**Directive**
All of the records below must be output exactly, with no pictures carried over.

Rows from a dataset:
§
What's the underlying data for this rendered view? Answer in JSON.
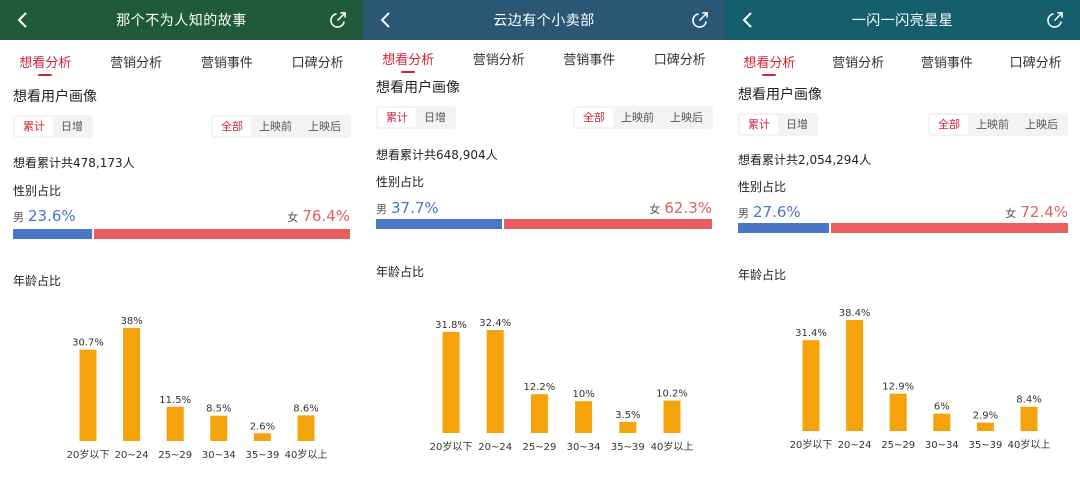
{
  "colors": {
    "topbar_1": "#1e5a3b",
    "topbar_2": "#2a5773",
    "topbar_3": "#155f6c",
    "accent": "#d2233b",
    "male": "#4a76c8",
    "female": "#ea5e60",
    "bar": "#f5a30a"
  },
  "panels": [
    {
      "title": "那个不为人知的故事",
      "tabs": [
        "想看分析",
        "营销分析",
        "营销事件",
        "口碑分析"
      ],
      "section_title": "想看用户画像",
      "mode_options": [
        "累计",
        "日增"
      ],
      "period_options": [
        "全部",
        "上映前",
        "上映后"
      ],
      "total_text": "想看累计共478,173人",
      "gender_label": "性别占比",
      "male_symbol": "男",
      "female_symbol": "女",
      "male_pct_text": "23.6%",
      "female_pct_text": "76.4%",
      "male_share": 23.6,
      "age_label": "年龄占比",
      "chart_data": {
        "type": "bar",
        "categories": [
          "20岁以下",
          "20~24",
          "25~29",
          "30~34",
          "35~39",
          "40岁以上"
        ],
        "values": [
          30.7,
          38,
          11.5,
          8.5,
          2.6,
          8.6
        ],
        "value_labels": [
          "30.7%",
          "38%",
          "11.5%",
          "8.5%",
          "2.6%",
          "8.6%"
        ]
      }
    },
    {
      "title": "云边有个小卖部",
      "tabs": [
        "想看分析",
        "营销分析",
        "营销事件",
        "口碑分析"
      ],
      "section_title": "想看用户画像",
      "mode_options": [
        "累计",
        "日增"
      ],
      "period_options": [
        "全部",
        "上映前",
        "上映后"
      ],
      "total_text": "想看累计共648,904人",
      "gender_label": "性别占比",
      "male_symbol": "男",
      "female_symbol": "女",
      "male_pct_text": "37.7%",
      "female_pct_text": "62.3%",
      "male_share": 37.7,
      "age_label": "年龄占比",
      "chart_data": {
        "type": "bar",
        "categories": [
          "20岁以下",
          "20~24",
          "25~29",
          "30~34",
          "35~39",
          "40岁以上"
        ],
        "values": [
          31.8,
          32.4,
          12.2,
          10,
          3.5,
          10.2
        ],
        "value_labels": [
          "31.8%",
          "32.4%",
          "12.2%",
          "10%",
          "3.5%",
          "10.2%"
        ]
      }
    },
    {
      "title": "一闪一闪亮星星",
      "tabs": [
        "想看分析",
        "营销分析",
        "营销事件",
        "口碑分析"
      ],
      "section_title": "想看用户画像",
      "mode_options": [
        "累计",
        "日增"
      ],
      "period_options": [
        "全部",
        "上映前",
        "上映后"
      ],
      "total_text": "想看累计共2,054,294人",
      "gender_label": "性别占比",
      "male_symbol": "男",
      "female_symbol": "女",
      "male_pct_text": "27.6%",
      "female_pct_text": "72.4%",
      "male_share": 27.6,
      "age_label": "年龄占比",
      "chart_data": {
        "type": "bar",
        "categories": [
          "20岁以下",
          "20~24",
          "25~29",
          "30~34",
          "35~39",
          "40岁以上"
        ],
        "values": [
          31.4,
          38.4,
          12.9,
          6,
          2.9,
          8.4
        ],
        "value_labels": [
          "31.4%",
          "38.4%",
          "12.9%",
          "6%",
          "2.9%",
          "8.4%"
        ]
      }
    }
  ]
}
§
**Output for this exercise**
What's the underlying data for this rendered view? Answer in JSON.
{
  "colors": {
    "topbar_1": "#1e5a3b",
    "topbar_2": "#2a5773",
    "topbar_3": "#155f6c",
    "accent": "#d2233b",
    "male": "#4a76c8",
    "female": "#ea5e60",
    "bar": "#f5a30a"
  },
  "panels": [
    {
      "title": "那个不为人知的故事",
      "tabs": [
        "想看分析",
        "营销分析",
        "营销事件",
        "口碑分析"
      ],
      "section_title": "想看用户画像",
      "mode_options": [
        "累计",
        "日增"
      ],
      "period_options": [
        "全部",
        "上映前",
        "上映后"
      ],
      "total_text": "想看累计共478,173人",
      "gender_label": "性别占比",
      "male_symbol": "男",
      "female_symbol": "女",
      "male_pct_text": "23.6%",
      "female_pct_text": "76.4%",
      "male_share": 23.6,
      "age_label": "年龄占比",
      "chart_data": {
        "type": "bar",
        "categories": [
          "20岁以下",
          "20~24",
          "25~29",
          "30~34",
          "35~39",
          "40岁以上"
        ],
        "values": [
          30.7,
          38,
          11.5,
          8.5,
          2.6,
          8.6
        ],
        "value_labels": [
          "30.7%",
          "38%",
          "11.5%",
          "8.5%",
          "2.6%",
          "8.6%"
        ]
      }
    },
    {
      "title": "云边有个小卖部",
      "tabs": [
        "想看分析",
        "营销分析",
        "营销事件",
        "口碑分析"
      ],
      "section_title": "想看用户画像",
      "mode_options": [
        "累计",
        "日增"
      ],
      "period_options": [
        "全部",
        "上映前",
        "上映后"
      ],
      "total_text": "想看累计共648,904人",
      "gender_label": "性别占比",
      "male_symbol": "男",
      "female_symbol": "女",
      "male_pct_text": "37.7%",
      "female_pct_text": "62.3%",
      "male_share": 37.7,
      "age_label": "年龄占比",
      "chart_data": {
        "type": "bar",
        "categories": [
          "20岁以下",
          "20~24",
          "25~29",
          "30~34",
          "35~39",
          "40岁以上"
        ],
        "values": [
          31.8,
          32.4,
          12.2,
          10,
          3.5,
          10.2
        ],
        "value_labels": [
          "31.8%",
          "32.4%",
          "12.2%",
          "10%",
          "3.5%",
          "10.2%"
        ]
      }
    },
    {
      "title": "一闪一闪亮星星",
      "tabs": [
        "想看分析",
        "营销分析",
        "营销事件",
        "口碑分析"
      ],
      "section_title": "想看用户画像",
      "mode_options": [
        "累计",
        "日增"
      ],
      "period_options": [
        "全部",
        "上映前",
        "上映后"
      ],
      "total_text": "想看累计共2,054,294人",
      "gender_label": "性别占比",
      "male_symbol": "男",
      "female_symbol": "女",
      "male_pct_text": "27.6%",
      "female_pct_text": "72.4%",
      "male_share": 27.6,
      "age_label": "年龄占比",
      "chart_data": {
        "type": "bar",
        "categories": [
          "20岁以下",
          "20~24",
          "25~29",
          "30~34",
          "35~39",
          "40岁以上"
        ],
        "values": [
          31.4,
          38.4,
          12.9,
          6,
          2.9,
          8.4
        ],
        "value_labels": [
          "31.4%",
          "38.4%",
          "12.9%",
          "6%",
          "2.9%",
          "8.4%"
        ]
      }
    }
  ]
}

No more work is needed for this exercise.